■ **What needs to be done**:
Find each line holding the word "markets" and give the number of such lines, nothing else.

■ **Dataset excerpts**:
════════════════════

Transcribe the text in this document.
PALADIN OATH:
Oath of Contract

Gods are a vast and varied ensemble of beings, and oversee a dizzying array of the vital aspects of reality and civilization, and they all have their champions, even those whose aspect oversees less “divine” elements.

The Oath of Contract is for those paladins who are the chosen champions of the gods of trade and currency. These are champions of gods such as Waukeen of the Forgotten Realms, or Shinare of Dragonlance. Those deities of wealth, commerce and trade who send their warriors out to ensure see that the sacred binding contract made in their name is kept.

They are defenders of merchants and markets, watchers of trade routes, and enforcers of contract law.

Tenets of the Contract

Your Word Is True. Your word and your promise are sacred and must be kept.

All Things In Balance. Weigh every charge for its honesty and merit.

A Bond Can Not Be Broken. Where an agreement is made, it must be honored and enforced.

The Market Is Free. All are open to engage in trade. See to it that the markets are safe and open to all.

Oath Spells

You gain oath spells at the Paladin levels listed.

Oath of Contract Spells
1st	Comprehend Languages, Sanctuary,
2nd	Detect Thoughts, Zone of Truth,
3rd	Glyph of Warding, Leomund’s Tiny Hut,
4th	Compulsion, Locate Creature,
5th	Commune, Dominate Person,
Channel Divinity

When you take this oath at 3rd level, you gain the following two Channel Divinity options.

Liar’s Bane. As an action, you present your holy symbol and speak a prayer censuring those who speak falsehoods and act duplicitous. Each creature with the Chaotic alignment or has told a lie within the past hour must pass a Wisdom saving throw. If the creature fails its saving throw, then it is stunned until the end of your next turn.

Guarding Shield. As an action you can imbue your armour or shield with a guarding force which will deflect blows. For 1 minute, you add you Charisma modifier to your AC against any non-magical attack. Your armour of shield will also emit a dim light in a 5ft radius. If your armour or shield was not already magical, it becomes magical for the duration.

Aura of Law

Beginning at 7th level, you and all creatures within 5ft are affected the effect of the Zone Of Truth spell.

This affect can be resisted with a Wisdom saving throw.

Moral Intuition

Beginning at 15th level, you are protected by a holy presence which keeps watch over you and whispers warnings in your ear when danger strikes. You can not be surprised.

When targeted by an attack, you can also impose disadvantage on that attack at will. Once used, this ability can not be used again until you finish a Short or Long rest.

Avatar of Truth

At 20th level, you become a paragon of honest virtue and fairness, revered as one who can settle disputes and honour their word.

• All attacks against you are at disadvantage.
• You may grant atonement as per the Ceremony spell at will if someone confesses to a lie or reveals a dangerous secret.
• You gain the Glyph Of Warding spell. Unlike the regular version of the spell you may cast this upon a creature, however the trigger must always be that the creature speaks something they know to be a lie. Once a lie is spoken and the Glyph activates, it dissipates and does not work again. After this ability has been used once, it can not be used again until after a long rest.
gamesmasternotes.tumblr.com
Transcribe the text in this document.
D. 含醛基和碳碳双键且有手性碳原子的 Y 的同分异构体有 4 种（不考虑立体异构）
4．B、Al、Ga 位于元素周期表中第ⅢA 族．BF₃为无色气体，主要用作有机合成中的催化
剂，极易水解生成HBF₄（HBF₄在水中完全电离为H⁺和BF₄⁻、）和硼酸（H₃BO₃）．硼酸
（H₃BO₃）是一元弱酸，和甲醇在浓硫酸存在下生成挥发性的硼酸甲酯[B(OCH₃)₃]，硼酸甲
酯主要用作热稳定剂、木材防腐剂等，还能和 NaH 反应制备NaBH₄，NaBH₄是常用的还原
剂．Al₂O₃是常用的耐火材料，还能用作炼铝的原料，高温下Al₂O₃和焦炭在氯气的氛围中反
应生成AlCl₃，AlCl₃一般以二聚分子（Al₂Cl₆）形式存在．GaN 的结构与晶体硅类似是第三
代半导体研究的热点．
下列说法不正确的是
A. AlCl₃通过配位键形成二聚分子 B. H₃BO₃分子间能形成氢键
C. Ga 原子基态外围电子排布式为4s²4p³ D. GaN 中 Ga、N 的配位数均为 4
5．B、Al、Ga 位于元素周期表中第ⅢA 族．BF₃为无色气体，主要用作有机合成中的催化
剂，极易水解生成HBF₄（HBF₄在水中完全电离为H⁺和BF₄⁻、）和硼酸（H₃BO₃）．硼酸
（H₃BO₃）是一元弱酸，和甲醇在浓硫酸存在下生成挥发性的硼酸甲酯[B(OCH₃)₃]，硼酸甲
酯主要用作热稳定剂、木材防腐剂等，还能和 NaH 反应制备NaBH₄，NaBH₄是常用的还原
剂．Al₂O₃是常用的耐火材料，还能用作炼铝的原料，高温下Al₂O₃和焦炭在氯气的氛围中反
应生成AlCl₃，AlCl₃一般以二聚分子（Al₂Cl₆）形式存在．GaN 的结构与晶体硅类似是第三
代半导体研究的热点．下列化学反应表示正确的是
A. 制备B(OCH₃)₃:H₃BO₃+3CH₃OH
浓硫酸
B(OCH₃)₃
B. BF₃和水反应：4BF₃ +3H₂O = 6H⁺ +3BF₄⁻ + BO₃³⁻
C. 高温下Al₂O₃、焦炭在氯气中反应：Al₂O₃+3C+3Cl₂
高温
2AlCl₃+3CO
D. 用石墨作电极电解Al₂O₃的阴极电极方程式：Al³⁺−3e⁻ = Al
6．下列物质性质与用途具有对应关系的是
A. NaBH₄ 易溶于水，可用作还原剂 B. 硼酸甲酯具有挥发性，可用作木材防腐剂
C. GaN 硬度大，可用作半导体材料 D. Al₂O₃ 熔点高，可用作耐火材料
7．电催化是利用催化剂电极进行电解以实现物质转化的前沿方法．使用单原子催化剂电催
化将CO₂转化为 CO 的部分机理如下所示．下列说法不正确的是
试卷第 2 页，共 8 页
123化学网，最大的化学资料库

════════════════════

■ **The output**:
2